Data excerpts:
-----
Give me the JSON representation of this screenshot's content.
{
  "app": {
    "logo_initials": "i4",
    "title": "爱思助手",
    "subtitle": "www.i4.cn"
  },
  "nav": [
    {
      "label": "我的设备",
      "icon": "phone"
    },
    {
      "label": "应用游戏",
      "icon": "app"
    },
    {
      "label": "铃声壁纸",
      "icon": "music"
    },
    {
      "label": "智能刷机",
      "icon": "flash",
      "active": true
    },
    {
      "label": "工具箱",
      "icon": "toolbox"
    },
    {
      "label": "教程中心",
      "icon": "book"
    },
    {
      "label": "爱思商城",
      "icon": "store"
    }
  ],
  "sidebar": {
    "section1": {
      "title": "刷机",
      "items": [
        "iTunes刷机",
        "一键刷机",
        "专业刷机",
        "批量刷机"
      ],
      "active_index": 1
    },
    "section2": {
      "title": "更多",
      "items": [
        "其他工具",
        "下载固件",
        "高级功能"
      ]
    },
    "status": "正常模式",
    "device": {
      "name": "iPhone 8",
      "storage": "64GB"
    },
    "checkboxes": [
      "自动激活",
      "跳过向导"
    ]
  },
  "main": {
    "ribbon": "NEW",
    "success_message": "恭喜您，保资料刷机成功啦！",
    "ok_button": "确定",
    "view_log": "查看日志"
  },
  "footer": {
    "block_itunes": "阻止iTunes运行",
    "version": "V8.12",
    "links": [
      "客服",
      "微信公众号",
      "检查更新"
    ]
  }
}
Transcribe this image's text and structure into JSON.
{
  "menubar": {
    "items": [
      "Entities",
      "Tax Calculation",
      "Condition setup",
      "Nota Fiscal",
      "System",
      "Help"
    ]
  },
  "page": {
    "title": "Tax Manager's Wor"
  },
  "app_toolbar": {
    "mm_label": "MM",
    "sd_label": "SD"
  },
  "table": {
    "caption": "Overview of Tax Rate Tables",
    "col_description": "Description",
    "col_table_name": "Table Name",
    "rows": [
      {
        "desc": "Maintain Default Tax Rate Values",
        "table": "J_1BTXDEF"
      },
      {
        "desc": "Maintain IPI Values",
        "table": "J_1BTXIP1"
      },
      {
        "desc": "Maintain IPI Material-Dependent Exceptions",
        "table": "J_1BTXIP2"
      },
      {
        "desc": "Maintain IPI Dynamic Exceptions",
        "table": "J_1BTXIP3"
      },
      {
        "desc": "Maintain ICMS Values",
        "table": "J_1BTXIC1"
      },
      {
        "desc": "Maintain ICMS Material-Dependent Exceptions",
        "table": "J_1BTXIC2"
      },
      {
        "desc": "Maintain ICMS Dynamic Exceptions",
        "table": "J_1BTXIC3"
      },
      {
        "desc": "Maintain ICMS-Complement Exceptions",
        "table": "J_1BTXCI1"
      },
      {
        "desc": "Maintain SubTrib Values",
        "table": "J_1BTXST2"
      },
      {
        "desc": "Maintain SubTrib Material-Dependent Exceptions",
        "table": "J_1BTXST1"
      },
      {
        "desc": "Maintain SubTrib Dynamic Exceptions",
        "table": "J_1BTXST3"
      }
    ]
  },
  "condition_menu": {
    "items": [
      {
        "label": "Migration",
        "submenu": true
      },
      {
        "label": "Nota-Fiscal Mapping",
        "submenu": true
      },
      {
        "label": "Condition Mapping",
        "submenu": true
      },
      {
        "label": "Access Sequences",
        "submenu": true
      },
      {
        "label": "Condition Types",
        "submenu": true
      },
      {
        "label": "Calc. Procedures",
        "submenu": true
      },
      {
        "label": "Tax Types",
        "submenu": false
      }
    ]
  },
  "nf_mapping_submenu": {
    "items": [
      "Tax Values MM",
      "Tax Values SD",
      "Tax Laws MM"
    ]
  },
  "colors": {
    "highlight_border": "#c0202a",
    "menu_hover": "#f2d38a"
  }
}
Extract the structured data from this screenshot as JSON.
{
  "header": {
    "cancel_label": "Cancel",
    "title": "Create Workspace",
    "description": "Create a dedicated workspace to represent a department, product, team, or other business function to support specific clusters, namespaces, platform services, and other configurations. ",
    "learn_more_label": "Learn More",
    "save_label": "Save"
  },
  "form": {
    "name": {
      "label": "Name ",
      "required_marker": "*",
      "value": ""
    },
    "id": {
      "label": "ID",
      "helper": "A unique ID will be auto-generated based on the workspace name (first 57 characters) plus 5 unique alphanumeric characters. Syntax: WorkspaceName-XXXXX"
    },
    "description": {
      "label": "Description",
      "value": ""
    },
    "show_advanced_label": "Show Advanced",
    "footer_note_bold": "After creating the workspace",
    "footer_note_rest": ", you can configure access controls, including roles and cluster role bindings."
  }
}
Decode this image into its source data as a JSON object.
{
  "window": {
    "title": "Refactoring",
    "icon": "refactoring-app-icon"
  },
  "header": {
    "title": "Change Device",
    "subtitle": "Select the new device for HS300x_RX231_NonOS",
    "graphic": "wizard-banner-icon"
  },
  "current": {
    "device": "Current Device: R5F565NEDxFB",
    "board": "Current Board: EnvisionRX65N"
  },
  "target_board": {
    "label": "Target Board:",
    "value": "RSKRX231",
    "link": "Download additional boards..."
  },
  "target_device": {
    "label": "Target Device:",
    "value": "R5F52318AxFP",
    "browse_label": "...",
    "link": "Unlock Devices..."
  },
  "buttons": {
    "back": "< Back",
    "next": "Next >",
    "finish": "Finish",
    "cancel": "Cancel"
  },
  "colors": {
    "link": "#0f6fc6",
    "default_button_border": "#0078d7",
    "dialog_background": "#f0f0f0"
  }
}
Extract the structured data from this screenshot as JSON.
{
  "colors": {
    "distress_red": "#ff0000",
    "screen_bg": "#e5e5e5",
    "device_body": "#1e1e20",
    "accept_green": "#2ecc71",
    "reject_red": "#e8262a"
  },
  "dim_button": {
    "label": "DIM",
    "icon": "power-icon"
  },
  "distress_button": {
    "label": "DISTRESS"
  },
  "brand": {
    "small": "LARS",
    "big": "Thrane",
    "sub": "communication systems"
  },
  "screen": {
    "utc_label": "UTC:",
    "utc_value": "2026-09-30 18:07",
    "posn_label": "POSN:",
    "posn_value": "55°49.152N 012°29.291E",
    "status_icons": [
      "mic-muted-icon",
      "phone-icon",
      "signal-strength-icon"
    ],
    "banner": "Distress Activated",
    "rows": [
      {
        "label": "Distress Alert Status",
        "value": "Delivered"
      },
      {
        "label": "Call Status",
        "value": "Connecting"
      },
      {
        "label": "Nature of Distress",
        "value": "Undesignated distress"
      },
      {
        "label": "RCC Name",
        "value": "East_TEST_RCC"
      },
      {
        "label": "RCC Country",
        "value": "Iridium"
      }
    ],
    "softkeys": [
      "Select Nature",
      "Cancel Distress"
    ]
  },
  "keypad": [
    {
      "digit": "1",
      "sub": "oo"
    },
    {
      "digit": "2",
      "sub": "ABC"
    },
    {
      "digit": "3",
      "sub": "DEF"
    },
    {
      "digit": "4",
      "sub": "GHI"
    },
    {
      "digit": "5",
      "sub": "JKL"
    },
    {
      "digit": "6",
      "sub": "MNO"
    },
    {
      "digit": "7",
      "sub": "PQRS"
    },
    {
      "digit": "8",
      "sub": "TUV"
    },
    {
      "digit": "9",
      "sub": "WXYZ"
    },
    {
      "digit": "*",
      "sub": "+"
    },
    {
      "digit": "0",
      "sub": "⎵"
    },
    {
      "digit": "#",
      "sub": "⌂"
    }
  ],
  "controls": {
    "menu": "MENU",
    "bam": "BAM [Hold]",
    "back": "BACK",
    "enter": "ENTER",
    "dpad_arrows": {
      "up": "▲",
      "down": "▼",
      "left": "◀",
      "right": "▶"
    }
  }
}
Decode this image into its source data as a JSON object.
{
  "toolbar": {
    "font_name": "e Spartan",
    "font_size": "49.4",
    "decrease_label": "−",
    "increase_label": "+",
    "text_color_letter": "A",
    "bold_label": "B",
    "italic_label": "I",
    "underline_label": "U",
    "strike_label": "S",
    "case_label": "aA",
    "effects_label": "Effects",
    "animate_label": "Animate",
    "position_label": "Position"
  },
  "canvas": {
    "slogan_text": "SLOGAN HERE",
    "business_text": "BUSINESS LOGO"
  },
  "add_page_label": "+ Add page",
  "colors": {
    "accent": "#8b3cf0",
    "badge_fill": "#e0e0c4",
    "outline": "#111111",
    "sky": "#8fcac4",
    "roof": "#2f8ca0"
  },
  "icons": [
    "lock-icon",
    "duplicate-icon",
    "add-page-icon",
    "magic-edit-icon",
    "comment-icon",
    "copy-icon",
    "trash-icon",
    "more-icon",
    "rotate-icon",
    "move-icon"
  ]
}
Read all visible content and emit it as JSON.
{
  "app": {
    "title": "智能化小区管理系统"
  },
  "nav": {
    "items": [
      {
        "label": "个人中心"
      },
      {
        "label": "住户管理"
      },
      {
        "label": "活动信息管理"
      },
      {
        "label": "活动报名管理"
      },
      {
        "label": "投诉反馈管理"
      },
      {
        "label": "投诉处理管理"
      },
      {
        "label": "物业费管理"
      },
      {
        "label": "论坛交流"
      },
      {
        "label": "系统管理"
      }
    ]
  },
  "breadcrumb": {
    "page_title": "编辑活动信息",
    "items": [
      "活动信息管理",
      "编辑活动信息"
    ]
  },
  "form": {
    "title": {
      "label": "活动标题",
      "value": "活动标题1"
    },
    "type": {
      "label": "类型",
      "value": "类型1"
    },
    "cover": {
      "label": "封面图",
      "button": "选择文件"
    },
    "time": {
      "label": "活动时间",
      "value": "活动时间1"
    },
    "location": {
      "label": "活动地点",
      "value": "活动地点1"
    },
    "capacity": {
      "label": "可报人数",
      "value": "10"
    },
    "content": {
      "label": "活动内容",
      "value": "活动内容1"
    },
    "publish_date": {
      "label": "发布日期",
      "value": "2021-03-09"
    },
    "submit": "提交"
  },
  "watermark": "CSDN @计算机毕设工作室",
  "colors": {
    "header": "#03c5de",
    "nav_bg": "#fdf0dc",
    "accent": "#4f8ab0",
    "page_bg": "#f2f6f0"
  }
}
-----
Check each line of the data above for the word "Values" and say how many lines have it. Give the number alone.

• [TASK ANSWER]:
6